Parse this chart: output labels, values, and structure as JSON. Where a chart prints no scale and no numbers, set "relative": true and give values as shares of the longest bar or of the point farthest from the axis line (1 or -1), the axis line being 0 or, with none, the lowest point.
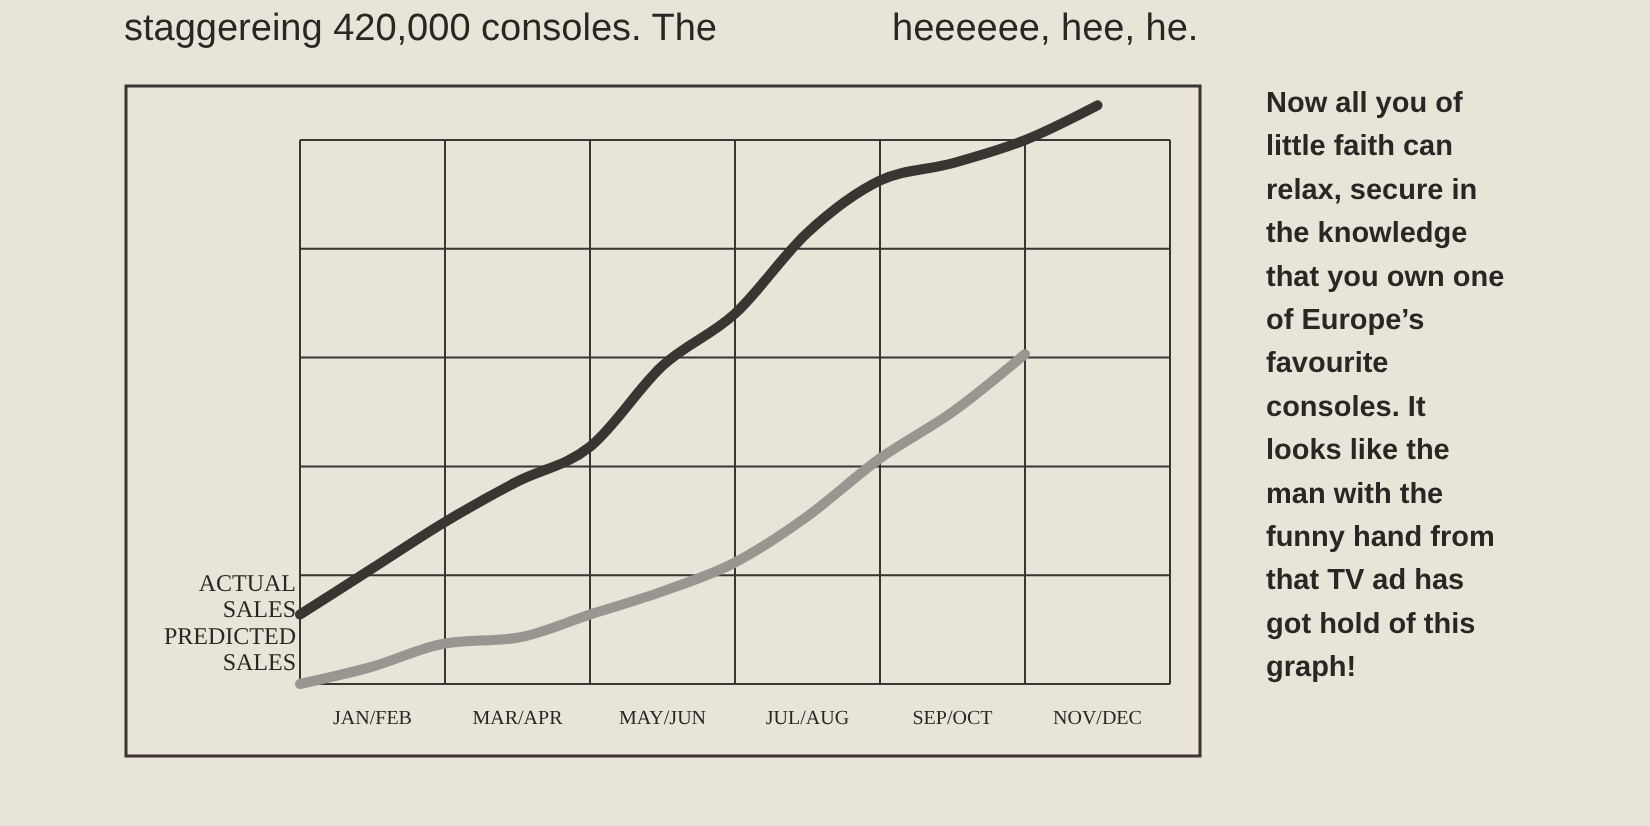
{
  "chart_data": {
    "type": "line",
    "relative": true,
    "categories": [
      null,
      "JAN/FEB",
      null,
      "MAR/APR",
      null,
      "MAY/JUN",
      null,
      "JUL/AUG",
      null,
      "SEP/OCT",
      null,
      "NOV/DEC",
      null
    ],
    "series": [
      {
        "name": "ACTUAL SALES",
        "color": "#3a3532",
        "values": [
          0.12,
          0.2,
          0.28,
          0.35,
          0.41,
          0.55,
          0.64,
          0.78,
          0.87,
          0.9,
          0.94,
          1.0,
          null
        ]
      },
      {
        "name": "PREDICTED SALES",
        "color": "#9a9590",
        "values": [
          0.0,
          0.03,
          0.07,
          0.08,
          0.12,
          0.16,
          0.21,
          0.29,
          0.39,
          0.47,
          0.57,
          null,
          null
        ]
      }
    ],
    "grid": true,
    "marker": "none",
    "line_style": "solid",
    "annotations": [
      "staggereing 420,000 consoles. The",
      "heeeeee, hee, he.",
      "Now all you of little faith can relax, secure in the knowledge that you own one of Europe’s favourite consoles. It looks like the man with the funny hand from that TV ad has got hold of this graph!"
    ]
  }
}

- - - - - - -

The records above are to be reproduced exactly; the pictures are to be left out.

[Result]:
Parse this chart: output labels, values, and structure as JSON. Where a chart prints no scale and no numbers, set "relative": true and give values as shares of the longest bar or of the point farthest from the axis line (1 or -1), the axis line being 0 or, with none, the lowest point.
{
  "chart_data": {
    "type": "line",
    "relative": true,
    "categories": [
      null,
      "JAN/FEB",
      null,
      "MAR/APR",
      null,
      "MAY/JUN",
      null,
      "JUL/AUG",
      null,
      "SEP/OCT",
      null,
      "NOV/DEC",
      null
    ],
    "series": [
      {
        "name": "ACTUAL SALES",
        "color": "#3a3532",
        "values": [
          0.12,
          0.2,
          0.28,
          0.35,
          0.41,
          0.55,
          0.64,
          0.78,
          0.87,
          0.9,
          0.94,
          1.0,
          null
        ]
      },
      {
        "name": "PREDICTED SALES",
        "color": "#9a9590",
        "values": [
          0.0,
          0.03,
          0.07,
          0.08,
          0.12,
          0.16,
          0.21,
          0.29,
          0.39,
          0.47,
          0.57,
          null,
          null
        ]
      }
    ],
    "grid": true,
    "marker": "none",
    "line_style": "solid",
    "annotations": [
      "staggereing 420,000 consoles. The",
      "heeeeee, hee, he.",
      "Now all you of little faith can relax, secure in the knowledge that you own one of Europe’s favourite consoles. It looks like the man with the funny hand from that TV ad has got hold of this graph!"
    ]
  }
}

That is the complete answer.